Saved entries:
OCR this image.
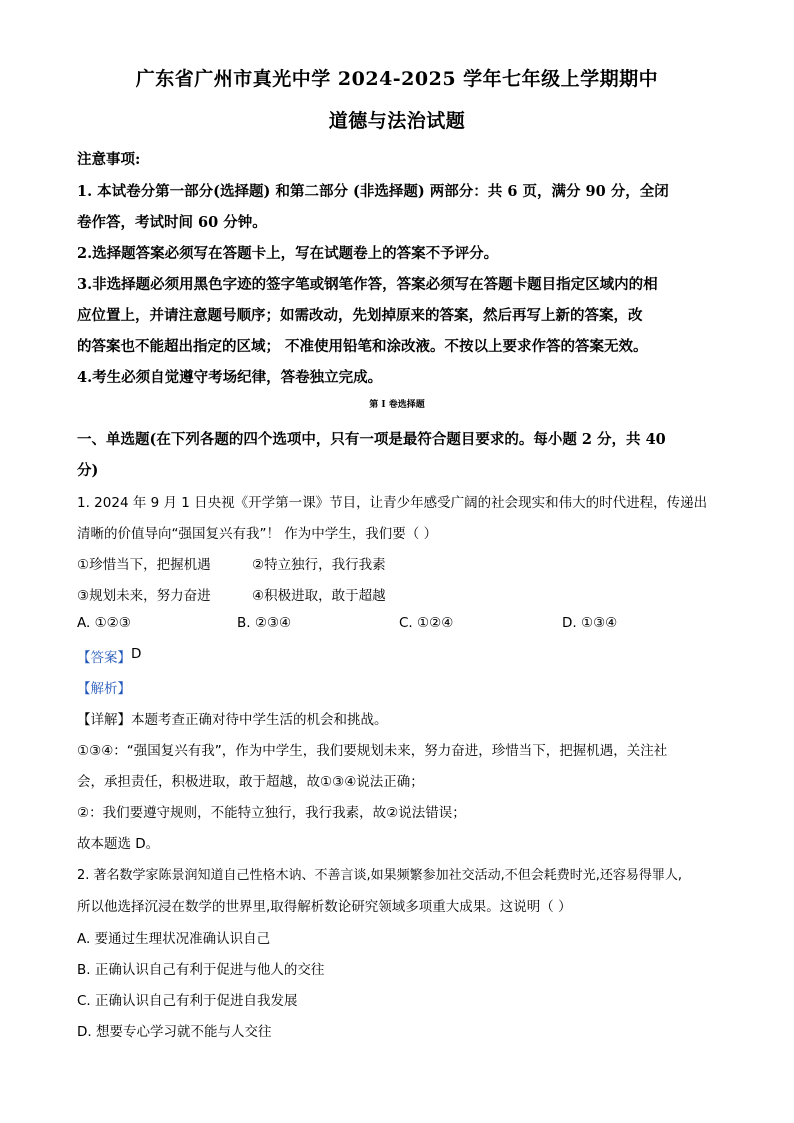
广东省广州市真光中学 2024-2025 学年七年级上学期期中
道德与法治试题
注意事项:
1. 本试卷分第一部分(选择题) 和第二部分 (非选择题) 两部分：共 6 页，满分 90 分，全闭
卷作答，考试时间 60 分钟。
2.选择题答案必须写在答题卡上，写在试题卷上的答案不予评分。
3.非选择题必须用黑色字迹的签字笔或钢笔作答，答案必须写在答题卡题目指定区域内的相
应位置上，并请注意题号顺序；如需改动，先划掉原来的答案，然后再写上新的答案，改
的答案也不能超出指定的区域； 不准使用铅笔和涂改液。不按以上要求作答的答案无效。
4.考生必须自觉遵守考场纪律，答卷独立完成。
第 I 卷选择题
一、单选题(在下列各题的四个选项中，只有一项是最符合题目要求的。每小题 2 分，共 40
分)
1. 2024 年 9 月 1 日央视《开学第一课》节目，让青少年感受广阔的社会现实和伟大的时代进程，传递出
清晰的价值导向“强国复兴有我”！ 作为中学生，我们要（ ）
①珍惜当下，把握机遇	②特立独行，我行我素
③规划未来，努力奋进	④积极进取，敢于超越
A. ①②③	B. ②③④	C. ①②④	D. ①③④
【答案】 D
【解析】
【详解】 本题考查正确对待中学生活的机会和挑战。
①③④：“强国复兴有我”，作为中学生，我们要规划未来，努力奋进，珍惜当下，把握机遇，关注社
会，承担责任，积极进取，敢于超越，故①③④说法正确；
②：我们要遵守规则，不能特立独行，我行我素，故②说法错误；
故本题选 D。
2. 著名数学家陈景润知道自己性格木讷、不善言谈,如果频繁参加社交活动,不但会耗费时光,还容易得罪人,
所以他选择沉浸在数学的世界里,取得解析数论研究领域多项重大成果。这说明（ ）
A. 要通过生理状况准确认识自己
B. 正确认识自己有利于促进与他人的交往
C. 正确认识自己有利于促进自我发展
D. 想要专心学习就不能与人交往
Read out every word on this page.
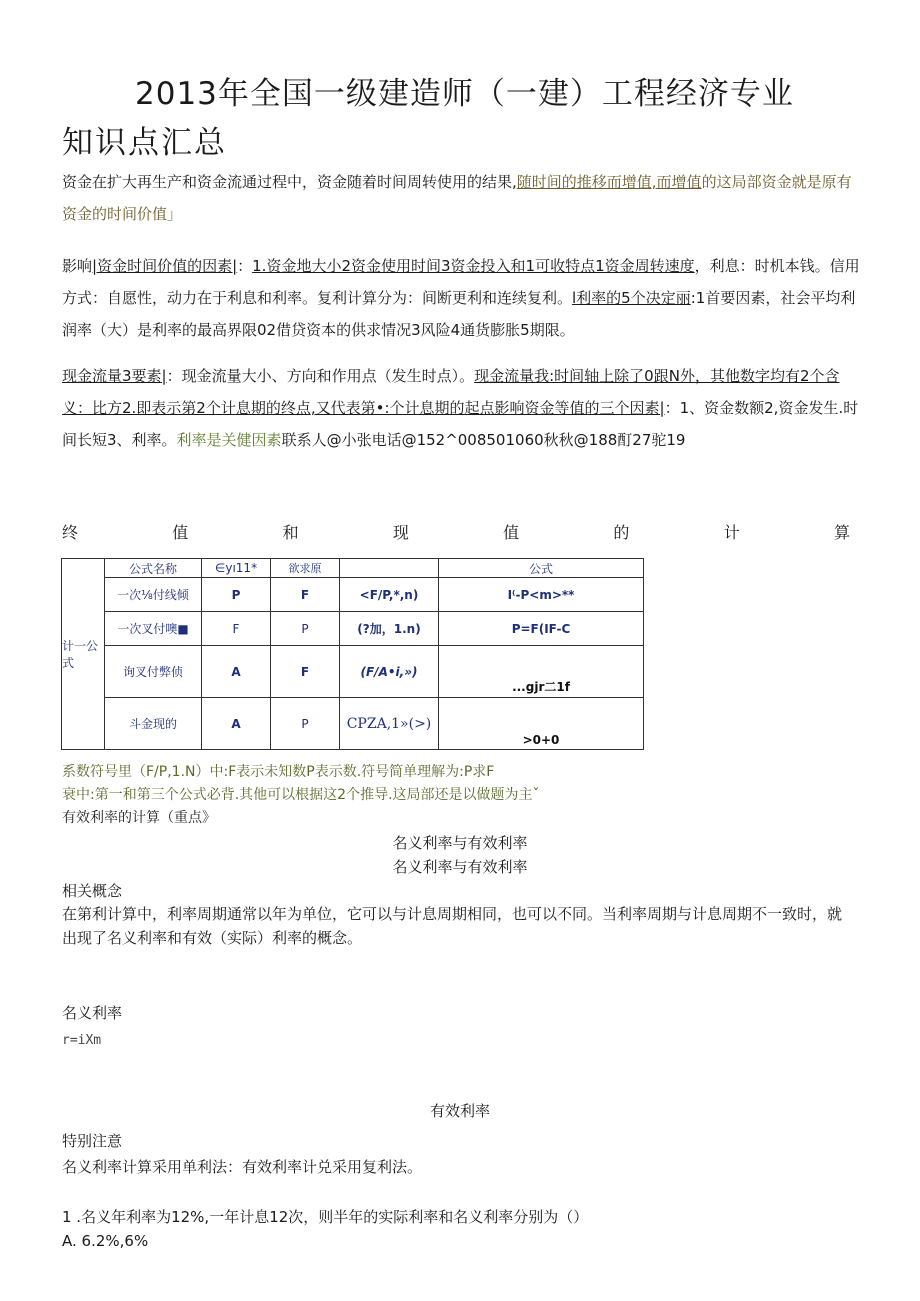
2013年全国一级建造师（一建）工程经济专业
知识点汇总
资金在扩大再生产和资金流通过程中，资金随着时间周转使用的结果,随时间的推移而增值,而增值的这局部资金就是原有资金的时间价值」
影响|资金时间价值的因素|：1.资金地大小2资金使用时间3资金投入和1可收特点1资金周转速度，利息：时机本钱。信用方式：自愿性，动力在于利息和利率。复利计算分为：间断更利和连续复利。l利率的5个决定丽:1首要因素，社会平均利润率（大）是利率的最高界限02借贷资本的供求情况3风险4通货膨胀5期限。
现金流量3要素|：现金流量大小、方向和作用点（发生时点）。现金流量我:时间轴上除了0跟N外，其他数字均有2个含义：比方2.即表示第2个计息期的终点,又代表第•:个计息期的起点影响资金等值的三个因素|：1、资金数额2,资金发生.时间长短3、利率。利率是关健因素联系人@小张电话@152^008501060秋秋@188酊27驼19
终	值	和	现	值	的	计	算
计一公式	公式名称	∈yı11*	欲求原		公式
	一次⅛付线倾	P	F	<F/P,*,n)	I⁽-P<m>**
	一次叉付噢■	F	P	(?加，1.n)	P=F(IF-C
	询叉付弊侦	A	F	(F/A•i,»)	...gjr二1f
	斗金现的	A	P	CPZA,1»(>)	>0+0
系数符号里（F/P,1.N）中:F表示未知数P表示数.符号简单理解为:P求F
衰中:第一和第三个公式必背.其他可以根据这2个推导.这局部还是以做题为主ˇ
有效利率的计算（重点》
名义利率与有效利率
名义利率与有效利率
相关概念
在第利计算中，利率周期通常以年为单位，它可以与计息周期相同，也可以不同。当利率周期与计息周期不一致时，就出现了名义利率和有效（实际）利率的概念。
名义利率
r=iXm
有效利率
特别注意
名义利率计算采用单利法：有效利率计兑采用复利法。
1 .名义年利率为12%,一年计息12次，则半年的实际利率和名义利率分别为（）
A. 6.2%,6%
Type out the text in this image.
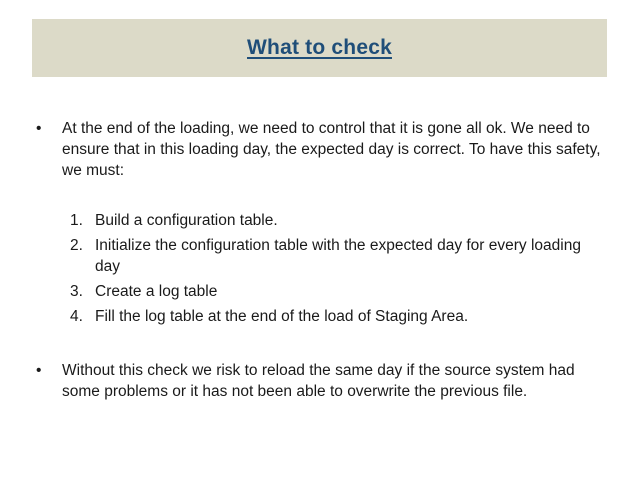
What to check
•	At the end of the loading, we need to control that it is gone all ok. We need to ensure that in this loading day, the expected day is correct. To have this safety, we must:
1. Build a configuration table.
2. Initialize the configuration table with the expected day for every loading day
3. Create a log table
4. Fill the log table at the end of the load of Staging Area.
•	Without this check we risk to reload the same day if the source system had some problems or it has not been able to overwrite the previous file.
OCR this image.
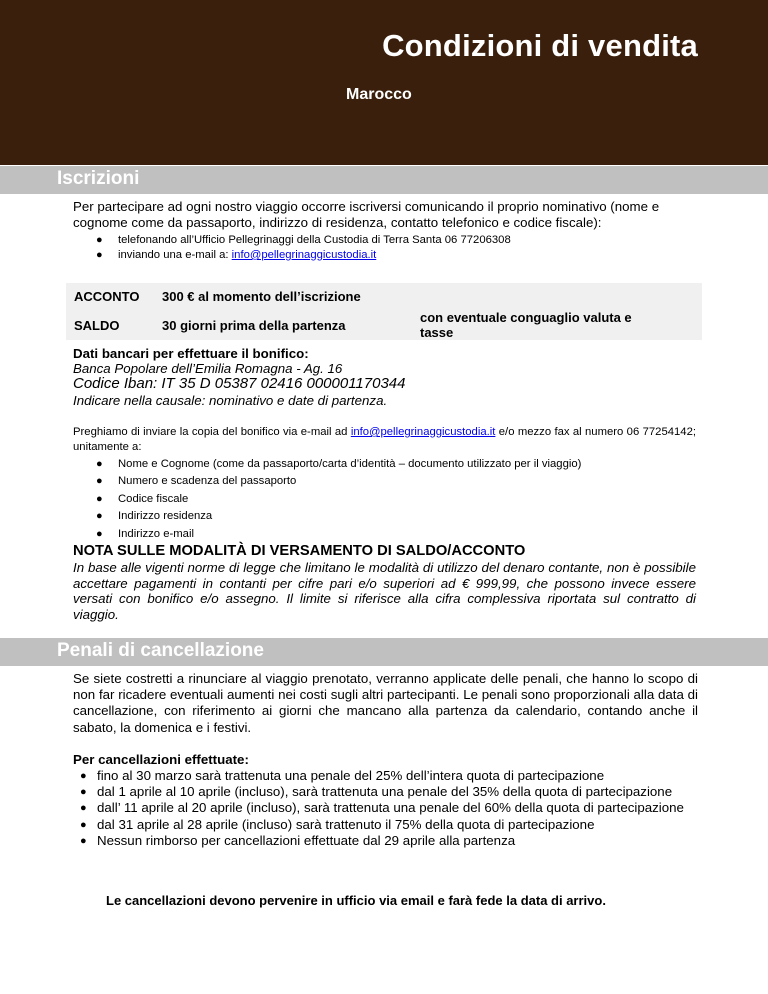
Condizioni di vendita
Marocco
Iscrizioni

Per partecipare ad ogni nostro viaggio occorre iscriversi comunicando il proprio nominativo (nome e cognome come da passaporto, indirizzo di residenza, contatto telefonico e codice fiscale):

● telefonando all’Ufficio Pellegrinaggi della Custodia di Terra Santa 06 77206308
● inviando una e-mail a: info@pellegrinaggicustodia.it
ACCONTO	300 € al momento dell’iscrizione	
SALDO	30 giorni prima della partenza	con eventuale conguaglio valuta e tasse
Dati bancari per effettuare il bonifico:
Banca Popolare dell’Emilia Romagna - Ag. 16
Codice Iban: IT 35 D 05387 02416 000001170344
Indicare nella causale: nominativo e date di partenza.

Preghiamo di inviare la copia del bonifico via e-mail ad info@pellegrinaggicustodia.it e/o mezzo fax al numero 06 77254142; unitamente a:

● Nome e Cognome (come da passaporto/carta d’identità – documento utilizzato per il viaggio)
● Numero e scadenza del passaporto
● Codice fiscale
● Indirizzo residenza
● Indirizzo e-mail
NOTA SULLE MODALITÀ DI VERSAMENTO DI SALDO/ACCONTO

In base alle vigenti norme di legge che limitano le modalità di utilizzo del denaro contante, non è possibile accettare pagamenti in contanti per cifre pari e/o superiori ad € 999,99, che possono invece essere versati con bonifico e/o assegno. Il limite si riferisce alla cifra complessiva riportata sul contratto di viaggio.

Penali di cancellazione

Se siete costretti a rinunciare al viaggio prenotato, verranno applicate delle penali, che hanno lo scopo di non far ricadere eventuali aumenti nei costi sugli altri partecipanti. Le penali sono proporzionali alla data di cancellazione, con riferimento ai giorni che mancano alla partenza da calendario, contando anche il sabato, la domenica e i festivi.

Per cancellazioni effettuate:
● fino al 30 marzo sarà trattenuta una penale del 25% dell’intera quota di partecipazione
● dal 1 aprile al 10 aprile (incluso), sarà trattenuta una penale del 35% della quota di partecipazione
● dall’ 11 aprile al 20 aprile (incluso), sarà trattenuta una penale del 60% della quota di partecipazione
● dal 31 aprile al 28 aprile (incluso) sarà trattenuto il 75% della quota di partecipazione
● Nessun rimborso per cancellazioni effettuate dal 29 aprile alla partenza
Le cancellazioni devono pervenire in ufficio via email e farà fede la data di arrivo.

To be done:
Figure out how many lines above include the string "SALDO", then report that number and nothing else.

Exercise response:
2